OBJECTIVE: What lines of the data hold the string "rates"? Pull each one out.

PROVIDED ENTRIES:
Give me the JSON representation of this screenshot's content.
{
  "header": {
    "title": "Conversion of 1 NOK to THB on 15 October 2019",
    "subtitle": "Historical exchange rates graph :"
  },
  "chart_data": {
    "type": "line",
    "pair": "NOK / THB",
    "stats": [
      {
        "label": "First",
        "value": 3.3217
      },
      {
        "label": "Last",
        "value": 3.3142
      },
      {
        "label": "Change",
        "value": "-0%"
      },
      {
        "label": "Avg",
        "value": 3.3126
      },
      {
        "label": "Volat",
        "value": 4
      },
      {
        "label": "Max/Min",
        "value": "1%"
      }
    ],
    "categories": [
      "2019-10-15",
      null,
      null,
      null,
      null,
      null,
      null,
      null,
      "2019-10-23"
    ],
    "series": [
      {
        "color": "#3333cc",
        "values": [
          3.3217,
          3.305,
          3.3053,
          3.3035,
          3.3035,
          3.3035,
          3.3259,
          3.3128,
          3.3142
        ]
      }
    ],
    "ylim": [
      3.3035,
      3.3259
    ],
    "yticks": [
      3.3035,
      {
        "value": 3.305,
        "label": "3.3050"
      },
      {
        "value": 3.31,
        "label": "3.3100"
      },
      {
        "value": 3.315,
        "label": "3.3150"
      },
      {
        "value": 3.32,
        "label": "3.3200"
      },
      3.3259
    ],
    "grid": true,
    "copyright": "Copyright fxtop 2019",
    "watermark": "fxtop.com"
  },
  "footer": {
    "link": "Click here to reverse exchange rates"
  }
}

--

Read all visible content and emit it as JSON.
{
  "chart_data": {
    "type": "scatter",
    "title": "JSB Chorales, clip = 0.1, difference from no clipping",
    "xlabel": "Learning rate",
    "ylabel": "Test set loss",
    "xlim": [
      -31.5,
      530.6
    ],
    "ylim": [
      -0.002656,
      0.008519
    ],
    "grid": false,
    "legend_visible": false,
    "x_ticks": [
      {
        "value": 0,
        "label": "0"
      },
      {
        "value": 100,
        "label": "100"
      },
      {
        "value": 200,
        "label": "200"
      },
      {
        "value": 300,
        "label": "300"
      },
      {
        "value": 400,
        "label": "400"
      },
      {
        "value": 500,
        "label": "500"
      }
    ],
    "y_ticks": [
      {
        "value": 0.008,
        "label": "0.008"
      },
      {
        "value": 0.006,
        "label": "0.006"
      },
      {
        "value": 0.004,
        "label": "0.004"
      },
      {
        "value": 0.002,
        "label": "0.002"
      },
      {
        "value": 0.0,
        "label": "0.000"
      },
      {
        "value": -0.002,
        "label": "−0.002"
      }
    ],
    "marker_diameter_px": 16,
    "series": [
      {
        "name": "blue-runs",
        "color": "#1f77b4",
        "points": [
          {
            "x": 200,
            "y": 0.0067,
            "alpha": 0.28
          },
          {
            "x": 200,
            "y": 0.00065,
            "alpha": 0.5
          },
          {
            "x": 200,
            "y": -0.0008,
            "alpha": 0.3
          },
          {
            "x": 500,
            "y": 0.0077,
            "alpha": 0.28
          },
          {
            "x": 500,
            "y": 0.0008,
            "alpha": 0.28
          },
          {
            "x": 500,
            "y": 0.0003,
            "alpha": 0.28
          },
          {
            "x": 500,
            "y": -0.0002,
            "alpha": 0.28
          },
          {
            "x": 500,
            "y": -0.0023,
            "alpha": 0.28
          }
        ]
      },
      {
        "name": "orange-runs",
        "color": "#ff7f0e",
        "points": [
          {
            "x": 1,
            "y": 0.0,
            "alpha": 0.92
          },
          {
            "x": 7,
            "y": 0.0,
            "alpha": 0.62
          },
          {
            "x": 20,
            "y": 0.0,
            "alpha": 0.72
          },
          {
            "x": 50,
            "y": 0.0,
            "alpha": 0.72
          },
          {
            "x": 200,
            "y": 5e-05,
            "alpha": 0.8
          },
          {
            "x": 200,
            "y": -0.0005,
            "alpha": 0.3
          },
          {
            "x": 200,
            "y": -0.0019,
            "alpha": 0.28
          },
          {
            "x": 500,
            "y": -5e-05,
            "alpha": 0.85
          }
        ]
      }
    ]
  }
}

TASK ANSWER:
    "subtitle": "Historical exchange rates graph :"
    "link": "Click here to reverse exchange rates"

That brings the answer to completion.